**Text provided:**
>> begin
While the fish remained relatively calm once onboard, my nerves were overloaded with mesmerizing adrenaline. After 20 seconds of correct handling and stubborn hook removal my catch and release prize lay upon my wet lap, a beautiful, fat Murray Cod. Trying to get some time for a quick photo shoot proved difficult, my waterproof pants were deemed too slippery to attempt anything more than some simple happy snaps. Surveying my surroundings one final time (In an attempt to embrace FangACT Cod opening success) I placed a ruler across the fishes length and tallied up 66cm hastily. With a slightly raised head, engorged stomach and tail slope it was possibly not accurate enough. I am a man of modesty (Maintaining some brag ability) but if anything this icon was estimated one to two cm larger than submitted comp length.

Swapping the tightly bound lip grip lanyard from one wrist to another allowed a classic release away from stoned harm. Supporting its enormous guts and girth was an incredible feeling, having my wrist twisted off upon release was not. Immediately it indicated it was ready to go and soaked me from head to toe with two massive beats of its tail, subtly waving good bye and giving me the finger in one sift sweep south. I found shallower water and celebrated with a well earned rest (Plenty of fist pumping action), opting once finished to retrace my island path backwards and head back to the campground. Certain pertaining conditions saw this fish not make it onto a brag mat (Not what I personally recommend doing with Cod caught from a kayak), unfortunately the main requirement for entering fish in the FangACT Cod opening competition.
>> end
**Listed records:**
>> begin
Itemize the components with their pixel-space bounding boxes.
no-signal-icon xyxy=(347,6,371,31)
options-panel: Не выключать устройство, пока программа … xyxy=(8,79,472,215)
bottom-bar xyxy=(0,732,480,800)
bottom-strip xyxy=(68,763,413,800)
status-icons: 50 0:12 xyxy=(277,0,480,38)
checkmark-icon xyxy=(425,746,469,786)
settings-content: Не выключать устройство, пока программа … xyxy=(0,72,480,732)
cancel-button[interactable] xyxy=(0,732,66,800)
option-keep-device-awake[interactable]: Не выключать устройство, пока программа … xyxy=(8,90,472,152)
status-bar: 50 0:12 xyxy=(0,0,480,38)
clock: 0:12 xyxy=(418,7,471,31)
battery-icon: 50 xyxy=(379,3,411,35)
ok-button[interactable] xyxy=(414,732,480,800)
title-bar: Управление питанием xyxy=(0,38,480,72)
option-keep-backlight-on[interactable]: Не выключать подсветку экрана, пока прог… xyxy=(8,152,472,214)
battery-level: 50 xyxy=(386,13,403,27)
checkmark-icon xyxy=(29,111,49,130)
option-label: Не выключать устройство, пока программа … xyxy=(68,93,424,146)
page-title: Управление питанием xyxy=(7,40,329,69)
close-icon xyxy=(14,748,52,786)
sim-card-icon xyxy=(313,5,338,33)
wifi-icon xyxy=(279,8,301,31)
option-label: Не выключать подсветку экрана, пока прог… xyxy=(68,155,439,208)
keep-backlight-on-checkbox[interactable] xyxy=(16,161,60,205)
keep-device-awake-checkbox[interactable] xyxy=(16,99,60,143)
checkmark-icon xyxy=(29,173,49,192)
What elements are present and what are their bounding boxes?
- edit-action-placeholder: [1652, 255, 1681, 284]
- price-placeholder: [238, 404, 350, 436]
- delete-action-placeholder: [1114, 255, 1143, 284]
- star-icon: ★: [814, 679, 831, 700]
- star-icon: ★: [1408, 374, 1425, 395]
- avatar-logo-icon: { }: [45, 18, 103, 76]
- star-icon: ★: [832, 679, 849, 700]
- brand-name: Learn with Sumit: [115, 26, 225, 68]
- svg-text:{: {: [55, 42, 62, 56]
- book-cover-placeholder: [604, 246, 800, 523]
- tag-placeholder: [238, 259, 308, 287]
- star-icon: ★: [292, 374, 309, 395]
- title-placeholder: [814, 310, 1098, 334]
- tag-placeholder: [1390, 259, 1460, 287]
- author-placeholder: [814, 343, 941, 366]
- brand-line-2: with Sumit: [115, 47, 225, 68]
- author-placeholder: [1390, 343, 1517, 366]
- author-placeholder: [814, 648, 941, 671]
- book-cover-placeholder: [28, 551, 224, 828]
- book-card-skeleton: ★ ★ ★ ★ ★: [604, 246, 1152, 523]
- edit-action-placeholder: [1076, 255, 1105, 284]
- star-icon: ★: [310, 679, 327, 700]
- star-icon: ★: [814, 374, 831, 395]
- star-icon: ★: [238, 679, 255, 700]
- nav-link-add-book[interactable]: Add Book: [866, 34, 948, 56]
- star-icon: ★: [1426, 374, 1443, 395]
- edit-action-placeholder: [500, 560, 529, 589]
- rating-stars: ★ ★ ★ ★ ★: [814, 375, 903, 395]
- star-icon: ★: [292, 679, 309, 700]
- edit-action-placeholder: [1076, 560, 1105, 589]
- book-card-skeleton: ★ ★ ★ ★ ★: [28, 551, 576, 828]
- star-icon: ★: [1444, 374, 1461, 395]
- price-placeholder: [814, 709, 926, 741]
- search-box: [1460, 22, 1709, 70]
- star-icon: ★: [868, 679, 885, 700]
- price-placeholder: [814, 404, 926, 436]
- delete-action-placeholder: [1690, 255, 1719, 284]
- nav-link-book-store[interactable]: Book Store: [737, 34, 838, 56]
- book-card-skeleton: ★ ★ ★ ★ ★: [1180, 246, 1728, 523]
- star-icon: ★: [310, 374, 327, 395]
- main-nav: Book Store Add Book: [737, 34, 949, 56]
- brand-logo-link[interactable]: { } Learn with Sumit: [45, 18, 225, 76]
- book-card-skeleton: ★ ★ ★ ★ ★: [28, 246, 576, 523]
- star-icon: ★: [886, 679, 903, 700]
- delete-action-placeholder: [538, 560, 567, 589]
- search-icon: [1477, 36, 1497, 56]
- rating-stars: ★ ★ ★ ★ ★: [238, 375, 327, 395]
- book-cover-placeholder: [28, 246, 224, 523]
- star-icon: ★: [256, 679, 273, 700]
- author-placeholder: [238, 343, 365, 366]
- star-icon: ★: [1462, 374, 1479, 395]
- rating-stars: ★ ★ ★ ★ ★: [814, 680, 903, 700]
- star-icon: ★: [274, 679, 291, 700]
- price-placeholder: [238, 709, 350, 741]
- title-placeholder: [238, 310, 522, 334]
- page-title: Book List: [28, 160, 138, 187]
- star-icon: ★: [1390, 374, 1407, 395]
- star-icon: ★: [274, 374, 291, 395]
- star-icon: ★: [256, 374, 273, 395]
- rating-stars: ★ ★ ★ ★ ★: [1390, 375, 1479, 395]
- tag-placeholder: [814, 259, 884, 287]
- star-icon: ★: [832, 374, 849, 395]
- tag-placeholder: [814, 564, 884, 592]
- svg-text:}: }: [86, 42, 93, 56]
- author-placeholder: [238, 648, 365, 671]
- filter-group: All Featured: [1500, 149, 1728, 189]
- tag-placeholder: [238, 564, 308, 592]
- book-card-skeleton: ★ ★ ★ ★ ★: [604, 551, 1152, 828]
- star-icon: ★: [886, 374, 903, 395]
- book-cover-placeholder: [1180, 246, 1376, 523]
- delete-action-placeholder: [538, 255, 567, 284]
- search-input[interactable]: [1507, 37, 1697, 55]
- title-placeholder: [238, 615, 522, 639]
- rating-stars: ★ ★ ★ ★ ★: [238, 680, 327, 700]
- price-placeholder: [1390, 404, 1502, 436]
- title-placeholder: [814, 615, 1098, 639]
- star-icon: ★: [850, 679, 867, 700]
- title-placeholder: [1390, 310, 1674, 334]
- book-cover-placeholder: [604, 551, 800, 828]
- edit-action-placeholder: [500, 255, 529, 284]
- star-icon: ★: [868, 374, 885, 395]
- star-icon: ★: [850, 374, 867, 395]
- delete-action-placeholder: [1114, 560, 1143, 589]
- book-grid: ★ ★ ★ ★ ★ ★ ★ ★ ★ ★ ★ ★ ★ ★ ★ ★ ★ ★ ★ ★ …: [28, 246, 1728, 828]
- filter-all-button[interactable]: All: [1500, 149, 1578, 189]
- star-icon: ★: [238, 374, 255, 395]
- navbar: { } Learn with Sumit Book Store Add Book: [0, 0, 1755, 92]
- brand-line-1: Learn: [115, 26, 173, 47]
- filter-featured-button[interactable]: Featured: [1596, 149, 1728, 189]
>> end
**Problems and tasks:**
**a.** Extract the passage of the Murray Cod fishing account from "Swapping the tightly" up to and including "Cod opening competition.".
**b.** In the Murray Cod fishing account, what length did the ruler measure for the fish?
The rows have no connection to the Murray Cod fishing account.

**Solutions to the problems:**
**a.**
Swapping the tightly bound lip grip lanyard from one wrist to another allowed a classic release away from stoned harm. Supporting its enormous guts and girth was an incredible feeling, having my wrist twisted off upon release was not. Immediately it indicated it was ready to go and soaked me from head to toe with two massive beats of its tail, subtly waving good bye and giving me the finger in one sift sweep south. I found shallower water and celebrated with a well earned rest (Plenty of fist pumping action), opting once finished to retrace my island path backwards and head back to the campground. Certain pertaining conditions saw this fish not make it onto a brag mat (Not what I personally recommend doing with Cod caught from a kayak), unfortunately the main requirement for entering fish in the FangACT Cod opening competition.

**b.** 66cm